[Task]
Copy out each line that has "symbol" in it.

———

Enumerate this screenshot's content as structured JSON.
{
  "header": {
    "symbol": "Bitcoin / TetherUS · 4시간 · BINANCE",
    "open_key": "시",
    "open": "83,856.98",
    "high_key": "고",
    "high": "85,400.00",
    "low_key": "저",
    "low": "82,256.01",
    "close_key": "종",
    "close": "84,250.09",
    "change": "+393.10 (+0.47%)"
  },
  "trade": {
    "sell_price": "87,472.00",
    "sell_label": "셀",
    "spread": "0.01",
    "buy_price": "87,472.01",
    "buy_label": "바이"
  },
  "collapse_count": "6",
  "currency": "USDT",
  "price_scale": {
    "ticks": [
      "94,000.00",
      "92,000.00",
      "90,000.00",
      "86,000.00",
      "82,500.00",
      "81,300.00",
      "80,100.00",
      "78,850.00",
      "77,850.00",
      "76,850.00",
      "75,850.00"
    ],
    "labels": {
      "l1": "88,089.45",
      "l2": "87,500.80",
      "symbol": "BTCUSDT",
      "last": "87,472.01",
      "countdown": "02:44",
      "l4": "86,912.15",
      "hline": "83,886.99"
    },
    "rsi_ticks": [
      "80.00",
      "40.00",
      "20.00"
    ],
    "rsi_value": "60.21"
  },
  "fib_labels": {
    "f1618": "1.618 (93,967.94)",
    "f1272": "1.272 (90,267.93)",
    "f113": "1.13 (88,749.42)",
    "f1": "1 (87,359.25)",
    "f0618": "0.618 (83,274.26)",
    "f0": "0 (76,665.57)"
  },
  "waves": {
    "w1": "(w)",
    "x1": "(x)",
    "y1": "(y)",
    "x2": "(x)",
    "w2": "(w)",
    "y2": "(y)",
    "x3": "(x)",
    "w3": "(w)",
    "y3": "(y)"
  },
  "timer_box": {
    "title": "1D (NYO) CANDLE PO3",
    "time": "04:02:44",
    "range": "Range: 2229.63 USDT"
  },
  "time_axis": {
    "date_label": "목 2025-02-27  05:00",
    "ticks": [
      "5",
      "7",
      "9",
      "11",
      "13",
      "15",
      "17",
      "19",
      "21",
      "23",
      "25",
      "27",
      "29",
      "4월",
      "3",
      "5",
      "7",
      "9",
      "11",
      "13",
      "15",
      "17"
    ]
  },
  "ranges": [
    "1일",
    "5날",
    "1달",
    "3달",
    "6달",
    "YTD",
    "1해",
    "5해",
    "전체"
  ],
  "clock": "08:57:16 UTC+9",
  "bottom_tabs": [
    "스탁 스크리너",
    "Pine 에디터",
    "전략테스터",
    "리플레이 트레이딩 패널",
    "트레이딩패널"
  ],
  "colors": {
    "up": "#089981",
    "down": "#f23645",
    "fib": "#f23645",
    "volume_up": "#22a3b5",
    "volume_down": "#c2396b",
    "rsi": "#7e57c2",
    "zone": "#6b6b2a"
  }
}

———

[Task response]
    "symbol": "Bitcoin / TetherUS · 4시간 · BINANCE",
      "symbol": "BTCUSDT",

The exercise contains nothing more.